Transcribe every line exactly. Leave the pictures behind.

========================

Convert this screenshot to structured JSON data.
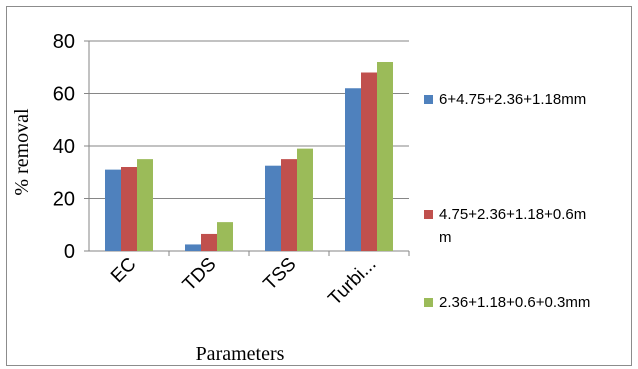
{
  "chart_data": {
    "type": "bar",
    "categories": [
      "EC",
      "TDS",
      "TSS",
      "Turbi..."
    ],
    "series": [
      {
        "name": "6+4.75+2.36+1.18mm",
        "color": "#4f81bd",
        "values": [
          31,
          2.5,
          32.5,
          62
        ]
      },
      {
        "name": "4.75+2.36+1.18+0.6mm",
        "color": "#c0504d",
        "values": [
          32,
          6.5,
          35,
          68
        ]
      },
      {
        "name": "2.36+1.18+0.6+0.3mm",
        "color": "#9bbb59",
        "values": [
          35,
          11,
          39,
          72
        ]
      }
    ],
    "legend_display_lines": [
      [
        "6+4.75+2.36+1.18mm"
      ],
      [
        "4.75+2.36+1.18+0.6m",
        "m"
      ],
      [
        "2.36+1.18+0.6+0.3mm"
      ]
    ],
    "title": "",
    "xlabel": "Parameters",
    "ylabel": "% removal",
    "ylim": [
      0,
      80
    ],
    "yticks": [
      0,
      20,
      40,
      60,
      80
    ],
    "grid": "horizontal",
    "legend_position": "right"
  }
}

========================

* Task answer
Convert this screenshot to structured JSON data.
{
  "chart_data": {
    "type": "bar",
    "categories": [
      "EC",
      "TDS",
      "TSS",
      "Turbi..."
    ],
    "series": [
      {
        "name": "6+4.75+2.36+1.18mm",
        "color": "#4f81bd",
        "values": [
          31,
          2.5,
          32.5,
          62
        ]
      },
      {
        "name": "4.75+2.36+1.18+0.6mm",
        "color": "#c0504d",
        "values": [
          32,
          6.5,
          35,
          68
        ]
      },
      {
        "name": "2.36+1.18+0.6+0.3mm",
        "color": "#9bbb59",
        "values": [
          35,
          11,
          39,
          72
        ]
      }
    ],
    "legend_display_lines": [
      [
        "6+4.75+2.36+1.18mm"
      ],
      [
        "4.75+2.36+1.18+0.6m",
        "m"
      ],
      [
        "2.36+1.18+0.6+0.3mm"
      ]
    ],
    "title": "",
    "xlabel": "Parameters",
    "ylabel": "% removal",
    "ylim": [
      0,
      80
    ],
    "yticks": [
      0,
      20,
      40,
      60,
      80
    ],
    "grid": "horizontal",
    "legend_position": "right"
  }
}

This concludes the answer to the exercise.